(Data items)

Start

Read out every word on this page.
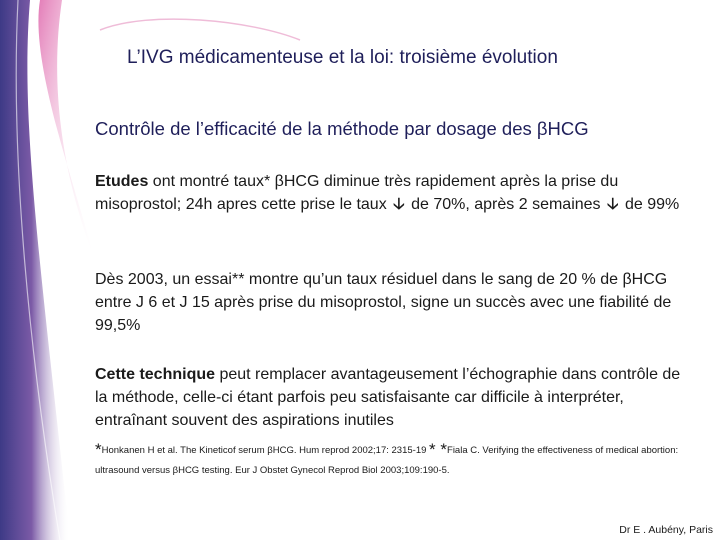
L’IVG médicamenteuse et la loi: troisième évolution
Contrôle de l’efficacité de la méthode par dosage des βHCG
Etudes ont montré taux* βHCG diminue très rapidement après la prise du misoprostol; 24h apres cette prise le taux 🡣 de 70%, après 2 semaines 🡣 de 99%
Dès 2003, un essai** montre qu’un taux résiduel dans le sang de 20 % de βHCG entre J 6 et J 15 après prise du misoprostol, signe un succès avec une fiabilité de 99,5%
Cette technique peut remplacer avantageusement l’échographie dans contrôle de la méthode, celle-ci étant parfois peu satisfaisante car difficile à interpréter, entraînant souvent des aspirations inutiles
*Honkanen H et al. The Kineticof serum βHCG. Hum reprod 2002;17: 2315-19 * *Fiala C. Verifying the effectiveness of medical abortion: ultrasound versus βHCG testing. Eur J Obstet Gynecol Reprod Biol 2003;109:190-5.
Dr E . Aubény, Paris
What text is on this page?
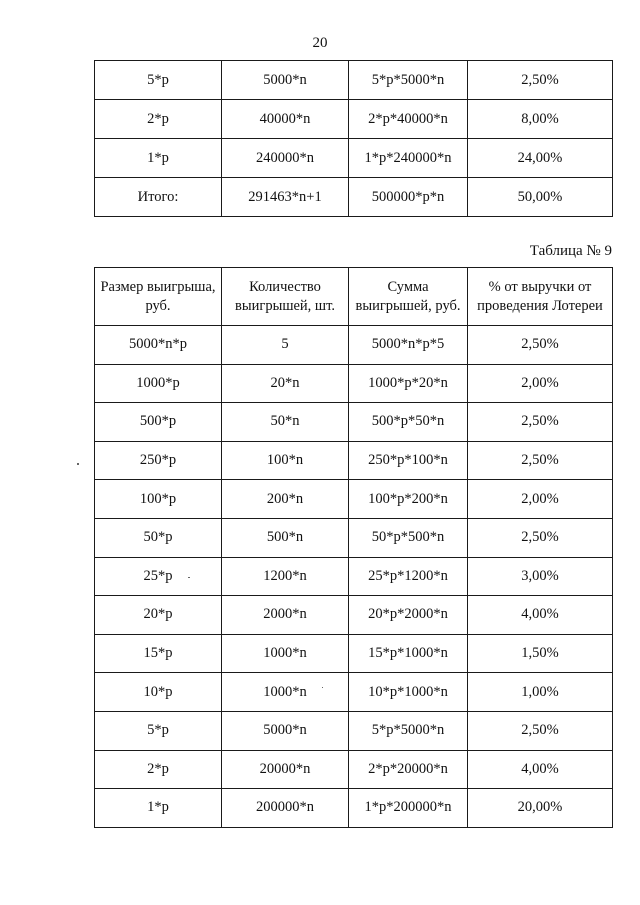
20
5*р	5000*n	5*р*5000*n	2,50%
2*р	40000*n	2*р*40000*n	8,00%
1*р	240000*n	1*р*240000*n	24,00%
Итого:	291463*n+1	500000*р*n	50,00%
Таблица № 9
Размер выигрыша, руб.	Количество выигрышей, шт.	Сумма выигрышей, руб.	% от выручки от проведения Лотереи
5000*n*р	5	5000*n*р*5	2,50%
1000*р	20*n	1000*р*20*n	2,00%
500*р	50*n	500*р*50*n	2,50%
250*р	100*n	250*р*100*n	2,50%
100*р	200*n	100*р*200*n	2,00%
50*р	500*n	50*р*500*n	2,50%
25*р	1200*n	25*р*1200*n	3,00%
20*р	2000*n	20*р*2000*n	4,00%
15*р	1000*n	15*р*1000*n	1,50%
10*р	1000*n	10*р*1000*n	1,00%
5*р	5000*n	5*р*5000*n	2,50%
2*р	20000*n	2*р*20000*n	4,00%
1*р	200000*n	1*р*200000*n	20,00%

End

REQUIRED WORK:
Count up the lines in the listing that hold the word "this", and give that number only.

EXERCISE RESULT:
2